### Material supplied
****
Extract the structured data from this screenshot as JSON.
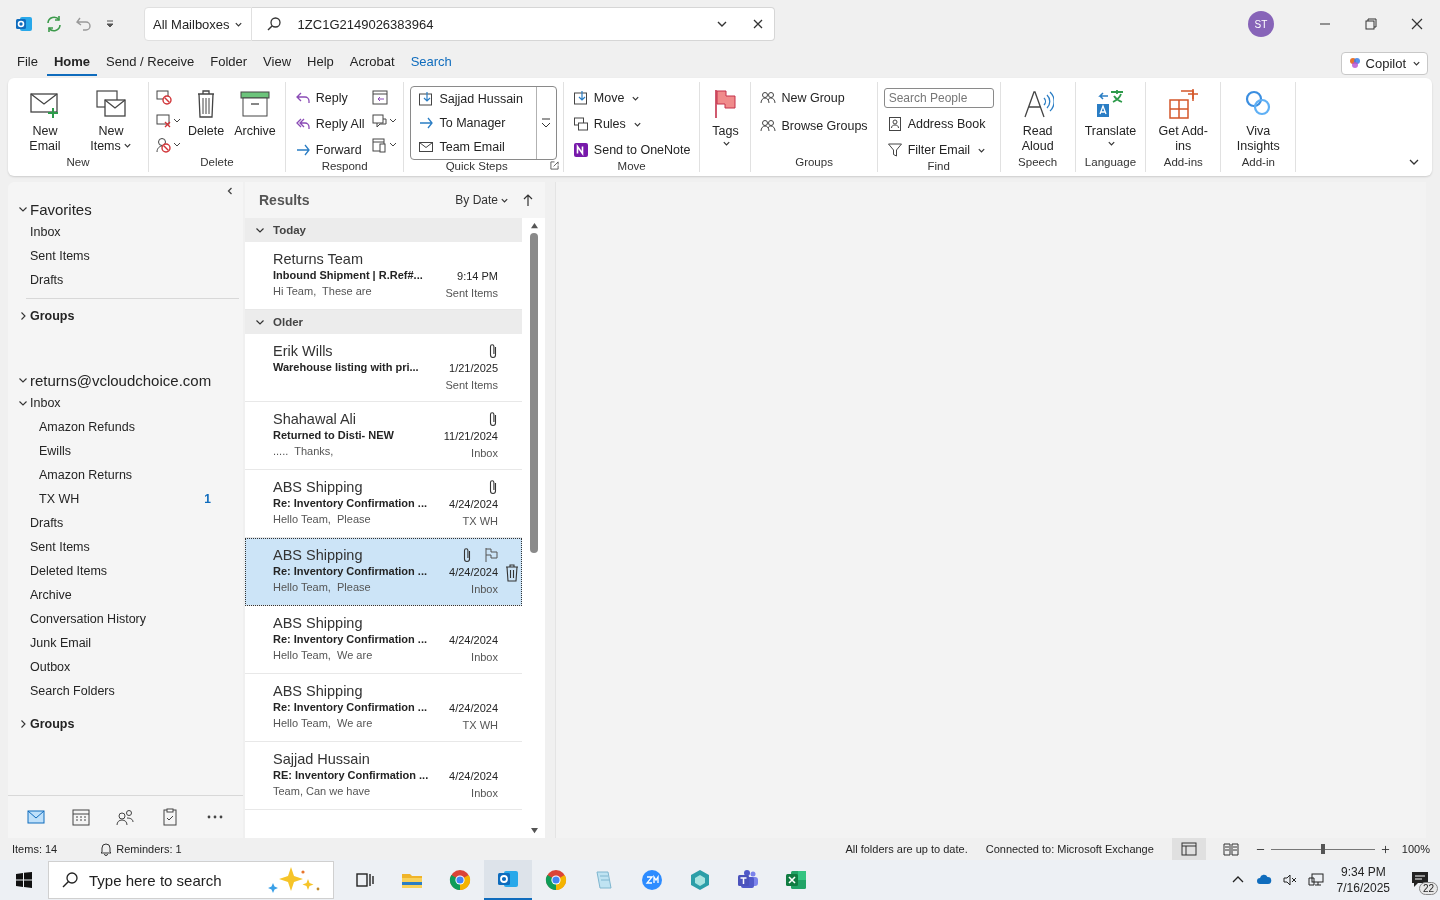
{
  "title_bar": {
    "scope": "All Mailboxes",
    "search_value": "1ZC1G2149026383964",
    "avatar": "ST"
  },
  "menu_tabs": [
    {
      "label": "File",
      "kind": "normal",
      "selected": false
    },
    {
      "label": "Home",
      "kind": "normal",
      "selected": true
    },
    {
      "label": "Send / Receive",
      "kind": "normal",
      "selected": false
    },
    {
      "label": "Folder",
      "kind": "normal",
      "selected": false
    },
    {
      "label": "View",
      "kind": "normal",
      "selected": false
    },
    {
      "label": "Help",
      "kind": "normal",
      "selected": false
    },
    {
      "label": "Acrobat",
      "kind": "normal",
      "selected": false
    },
    {
      "label": "Search",
      "kind": "contextual",
      "selected": false
    }
  ],
  "copilot": "Copilot",
  "ribbon": {
    "groups": [
      {
        "label": "New",
        "items": [
          {
            "label": "New Email"
          },
          {
            "label": "New Items"
          }
        ]
      },
      {
        "label": "Delete",
        "items": [
          {
            "label": "Delete"
          },
          {
            "label": "Archive"
          }
        ]
      },
      {
        "label": "Respond",
        "items": [
          {
            "label": "Reply"
          },
          {
            "label": "Reply All"
          },
          {
            "label": "Forward"
          }
        ]
      },
      {
        "label": "Quick Steps",
        "items": [
          {
            "label": "Sajjad Hussain"
          },
          {
            "label": "To Manager"
          },
          {
            "label": "Team Email"
          }
        ]
      },
      {
        "label": "Move",
        "items": [
          {
            "label": "Move"
          },
          {
            "label": "Rules"
          },
          {
            "label": "Send to OneNote"
          }
        ]
      },
      {
        "items": [
          {
            "label": "Tags"
          }
        ]
      },
      {
        "label": "Groups",
        "items": [
          {
            "label": "New Group"
          },
          {
            "label": "Browse Groups"
          }
        ]
      },
      {
        "label": "Find",
        "placeholder": "Search People",
        "items": [
          {
            "label": "Address Book"
          },
          {
            "label": "Filter Email"
          }
        ]
      },
      {
        "label": "Speech",
        "items": [
          {
            "label": "Read Aloud"
          }
        ]
      },
      {
        "label": "Language",
        "items": [
          {
            "label": "Translate"
          }
        ]
      },
      {
        "label": "Add-ins",
        "items": [
          {
            "label": "Get Add-ins"
          }
        ]
      },
      {
        "label": "Add-in",
        "items": [
          {
            "label": "Viva Insights"
          }
        ]
      }
    ]
  },
  "folder_pane": {
    "favorites": {
      "title": "Favorites",
      "expanded": true,
      "items": [
        {
          "name": "Inbox"
        },
        {
          "name": "Sent Items"
        },
        {
          "name": "Drafts"
        }
      ]
    },
    "favorite_groups": {
      "title": "Groups",
      "expanded": false
    },
    "account": {
      "title": "returns@vcloudchoice.com",
      "expanded": true,
      "folders": [
        {
          "name": "Inbox",
          "expanded": true,
          "children": [
            {
              "name": "Amazon Refunds"
            },
            {
              "name": "Ewills"
            },
            {
              "name": "Amazon Returns"
            },
            {
              "name": "TX WH",
              "count": "1"
            }
          ]
        },
        {
          "name": "Drafts"
        },
        {
          "name": "Sent Items"
        },
        {
          "name": "Deleted Items"
        },
        {
          "name": "Archive"
        },
        {
          "name": "Conversation History"
        },
        {
          "name": "Junk Email"
        },
        {
          "name": "Outbox"
        },
        {
          "name": "Search Folders"
        }
      ]
    },
    "account_groups": {
      "title": "Groups",
      "expanded": false
    },
    "nav_items": [
      {
        "kind": "mail",
        "selected": true
      },
      {
        "kind": "calendar",
        "selected": false
      },
      {
        "kind": "people",
        "selected": false
      },
      {
        "kind": "tasks",
        "selected": false
      },
      {
        "kind": "more",
        "selected": false
      }
    ]
  },
  "message_list": {
    "title": "Results",
    "sort": "By Date",
    "groups": [
      {
        "label": "Today",
        "expanded": true,
        "messages": [
          {
            "sender": "Returns Team",
            "subject": "Inbound Shipment | R.Ref#...",
            "preview": "Hi Team,  These are",
            "date": "9:14 PM",
            "folder": "Sent Items",
            "attachment": false,
            "selected": false
          }
        ]
      },
      {
        "label": "Older",
        "expanded": true,
        "messages": [
          {
            "sender": "Erik Wills",
            "subject": "Warehouse listing with pri...",
            "date": "1/21/2025",
            "folder": "Sent Items",
            "attachment": true,
            "selected": false
          },
          {
            "sender": "Shahawal Ali",
            "subject": "Returned to Disti- NEW",
            "preview": ".....  Thanks,",
            "date": "11/21/2024",
            "folder": "Inbox",
            "attachment": true,
            "selected": false
          },
          {
            "sender": "ABS Shipping",
            "subject": "Re: Inventory Confirmation ...",
            "preview": "Hello Team,  Please",
            "date": "4/24/2024",
            "folder": "TX WH",
            "attachment": true,
            "selected": false
          },
          {
            "sender": "ABS Shipping",
            "subject": "Re: Inventory Confirmation ...",
            "preview": "Hello Team,  Please",
            "date": "4/24/2024",
            "folder": "Inbox",
            "attachment": true,
            "selected": true
          },
          {
            "sender": "ABS Shipping",
            "subject": "Re: Inventory Confirmation ...",
            "preview": "Hello Team,  We are",
            "date": "4/24/2024",
            "folder": "Inbox",
            "attachment": false,
            "selected": false
          },
          {
            "sender": "ABS Shipping",
            "subject": "Re: Inventory Confirmation ...",
            "preview": "Hello Team,  We are",
            "date": "4/24/2024",
            "folder": "TX WH",
            "attachment": false,
            "selected": false
          },
          {
            "sender": "Sajjad Hussain",
            "subject": "RE: Inventory Confirmation ...",
            "preview": "Team, Can we have",
            "date": "4/24/2024",
            "folder": "Inbox",
            "attachment": false,
            "selected": false
          }
        ]
      }
    ]
  },
  "status_bar": {
    "items": "Items: 14",
    "reminders": "Reminders: 1",
    "sync": "All folders are up to date.",
    "connection": "Connected to: Microsoft Exchange",
    "zoom_slider": {
      "level": 0.5
    },
    "zoom": "100%"
  },
  "taskbar": {
    "search_placeholder": "Type here to search",
    "apps": [
      {
        "kind": "taskview",
        "selected": false
      },
      {
        "kind": "explorer",
        "selected": false
      },
      {
        "kind": "chrome",
        "selected": false
      },
      {
        "kind": "outlook",
        "selected": true
      },
      {
        "kind": "chrome",
        "selected": false
      },
      {
        "kind": "notepad",
        "selected": false
      },
      {
        "kind": "zoom",
        "selected": false
      },
      {
        "kind": "app",
        "selected": false
      },
      {
        "kind": "teams",
        "selected": false
      },
      {
        "kind": "excel",
        "selected": false
      }
    ],
    "time": "9:34 PM",
    "date": "7/16/2025",
    "notifications": "22"
  }
}
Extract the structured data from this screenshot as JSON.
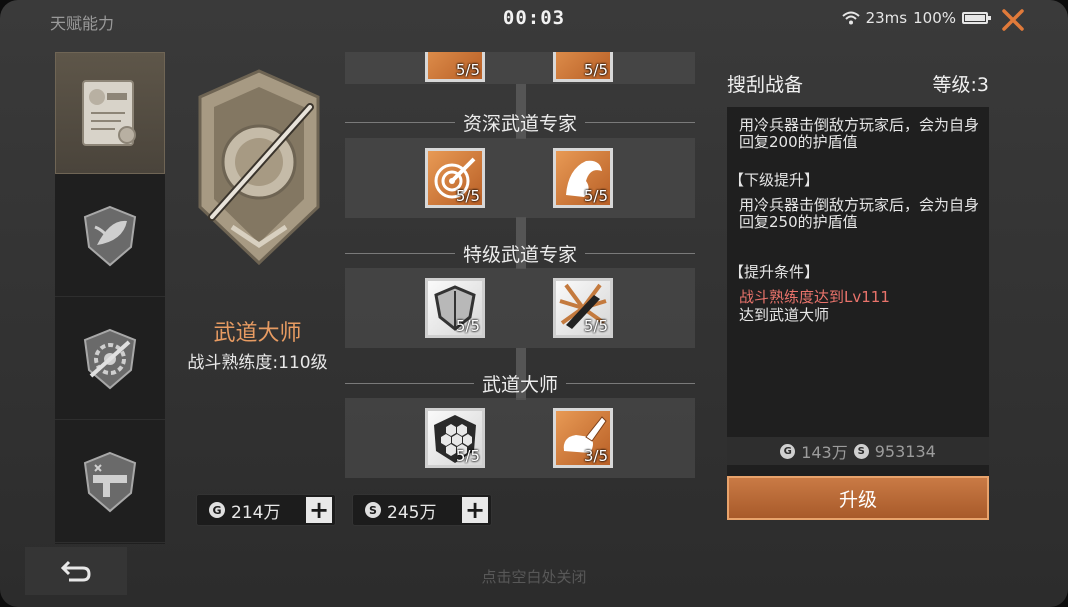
{
  "header": {
    "title": "天赋能力",
    "timer": "00:03",
    "latency": "23ms",
    "battery": "100%",
    "battery_level": 1.0
  },
  "sidebar": {
    "tabs": [
      {
        "icon": "trade-certificate-icon",
        "active": true
      },
      {
        "icon": "leaf-shield-icon",
        "active": false
      },
      {
        "icon": "gear-hammer-icon",
        "active": false
      },
      {
        "icon": "gun-badge-icon",
        "active": false
      }
    ]
  },
  "rank": {
    "name": "武道大师",
    "level": "战斗熟练度:110级"
  },
  "currencies": [
    {
      "icon": "G",
      "value": "214万"
    },
    {
      "icon": "S",
      "value": "245万"
    }
  ],
  "tree": {
    "top_skills": [
      {
        "count": "5/5",
        "icon": "partial-skill-icon",
        "style": "orange"
      },
      {
        "count": "5/5",
        "icon": "partial-skill-icon",
        "style": "orange"
      }
    ],
    "tiers": [
      {
        "title": "资深武道专家",
        "skills": [
          {
            "count": "5/5",
            "icon": "target-knife-icon",
            "style": "orange"
          },
          {
            "count": "5/5",
            "icon": "beast-claw-icon",
            "style": "orange"
          }
        ]
      },
      {
        "title": "特级武道专家",
        "skills": [
          {
            "count": "5/5",
            "icon": "shield-icon",
            "style": "white"
          },
          {
            "count": "5/5",
            "icon": "dagger-burst-icon",
            "style": "white"
          }
        ]
      },
      {
        "title": "武道大师",
        "skills": [
          {
            "count": "5/5",
            "icon": "hexagon-shield-icon",
            "style": "white"
          },
          {
            "count": "3/5",
            "icon": "blade-hand-icon",
            "style": "orange"
          }
        ]
      }
    ]
  },
  "detail": {
    "skill_name": "搜刮战备",
    "level": "等级:3",
    "current_effect": "用冷兵器击倒敌方玩家后，会为自身回复200的护盾值",
    "next_label": "【下级提升】",
    "next_effect": "用冷兵器击倒敌方玩家后，会为自身回复250的护盾值",
    "req_label": "【提升条件】",
    "req_unmet": "战斗熟练度达到Lv111",
    "req_met": "达到武道大师",
    "cost_g": "143万",
    "cost_s": "953134",
    "upgrade_label": "升级"
  },
  "footer": {
    "hint": "点击空白处关闭"
  },
  "colors": {
    "accent_orange": "#e79b62",
    "button_orange": "#b8652f",
    "requirement_red": "#e9736b"
  }
}
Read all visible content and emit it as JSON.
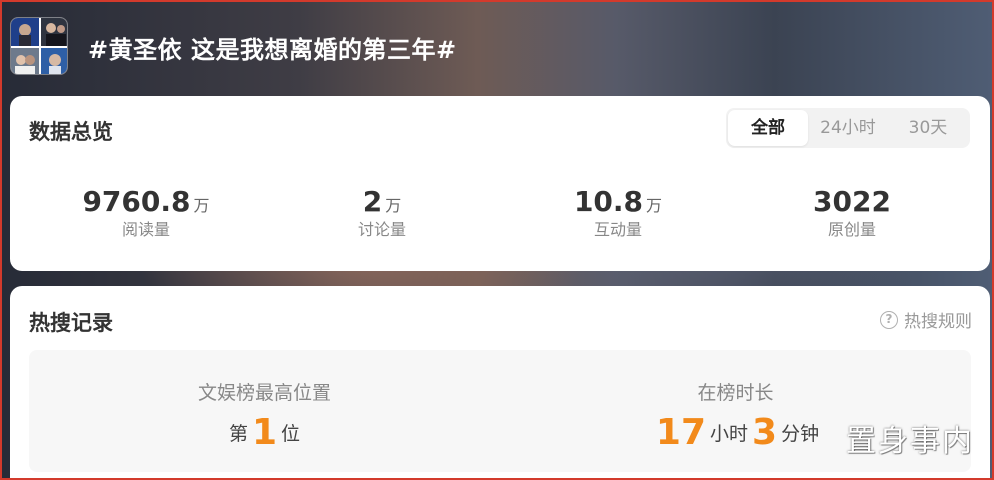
{
  "topic": {
    "title": "#黄圣依 这是我想离婚的第三年#"
  },
  "overview": {
    "title": "数据总览",
    "tabs": [
      {
        "label": "全部",
        "active": true
      },
      {
        "label": "24小时",
        "active": false
      },
      {
        "label": "30天",
        "active": false
      }
    ],
    "stats": [
      {
        "value": "9760.8",
        "unit": "万",
        "label": "阅读量"
      },
      {
        "value": "2",
        "unit": "万",
        "label": "讨论量"
      },
      {
        "value": "10.8",
        "unit": "万",
        "label": "互动量"
      },
      {
        "value": "3022",
        "unit": "",
        "label": "原创量"
      }
    ]
  },
  "hot_search": {
    "title": "热搜记录",
    "rules_label": "热搜规则",
    "rules_icon": "help-circle-icon",
    "highest": {
      "label": "文娱榜最高位置",
      "prefix": "第",
      "rank": "1",
      "suffix": "位"
    },
    "duration": {
      "label": "在榜时长",
      "hours": "17",
      "hours_unit": "小时",
      "minutes": "3",
      "minutes_unit": "分钟"
    }
  },
  "watermark": "置身事内",
  "colors": {
    "accent": "#f28a1b",
    "frame_border": "#d33a2c",
    "text_primary": "#333333",
    "text_secondary": "#888888"
  }
}
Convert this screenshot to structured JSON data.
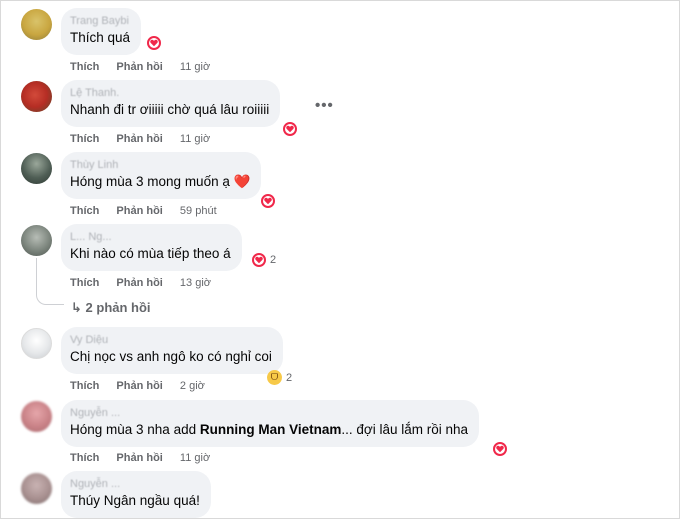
{
  "actions": {
    "like": "Thích",
    "reply": "Phản hồi"
  },
  "comments": [
    {
      "author": "Trang Baybi",
      "text": "Thích quá",
      "time": "11 giờ",
      "reaction": "heart",
      "reaction_count": ""
    },
    {
      "author": "Lệ Thanh.",
      "text": "Nhanh đi tr ơiiiii chờ quá lâu roiiiii",
      "time": "11 giờ",
      "reaction": "heart",
      "reaction_count": ""
    },
    {
      "author": "Thùy Linh",
      "text": "Hóng mùa 3 mong muốn ạ ❤️",
      "time": "59 phút",
      "reaction": "heart",
      "reaction_count": ""
    },
    {
      "author": "L... Ng...",
      "text": "Khi nào có mùa tiếp theo á",
      "time": "13 giờ",
      "reaction": "heart",
      "reaction_count": "2"
    },
    {
      "author": "Vy Diệu",
      "text": "Chị nọc vs anh ngô ko có nghỉ coi",
      "time": "2 giờ",
      "reaction": "haha",
      "reaction_count": "2"
    },
    {
      "author": "Nguyễn ...",
      "text_before": "Hóng mùa 3 nha add ",
      "text_bold": "Running Man Vietnam",
      "text_after": "... đợi lâu lắm rồi nha",
      "time": "11 giờ",
      "reaction": "heart",
      "reaction_count": ""
    },
    {
      "author": "Nguyễn ...",
      "text": "Thúy Ngân ngầu quá!"
    }
  ],
  "replies_link": "2 phản hồi",
  "more_menu": "•••"
}
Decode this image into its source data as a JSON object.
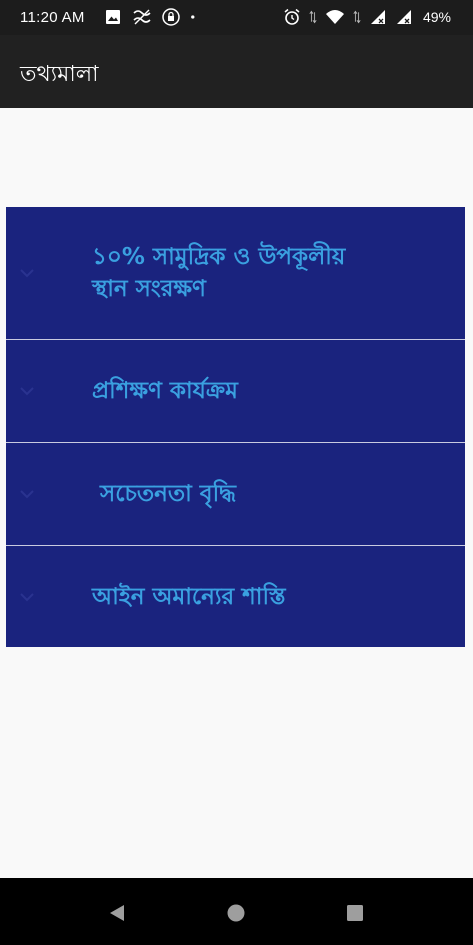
****
### Challenge
Locate the word "preview" in the records above, and return each line that has it.

### Answer to the problem
            "preview": "Hi Team,  These are",
            "preview": ".....  Thanks,",
            "preview": "Hello Team,  Please",
            "preview": "Hello Team,  Please",
            "preview": "Hello Team,  We are",
            "preview": "Hello Team,  We are",
            "preview": "Team, Can we have",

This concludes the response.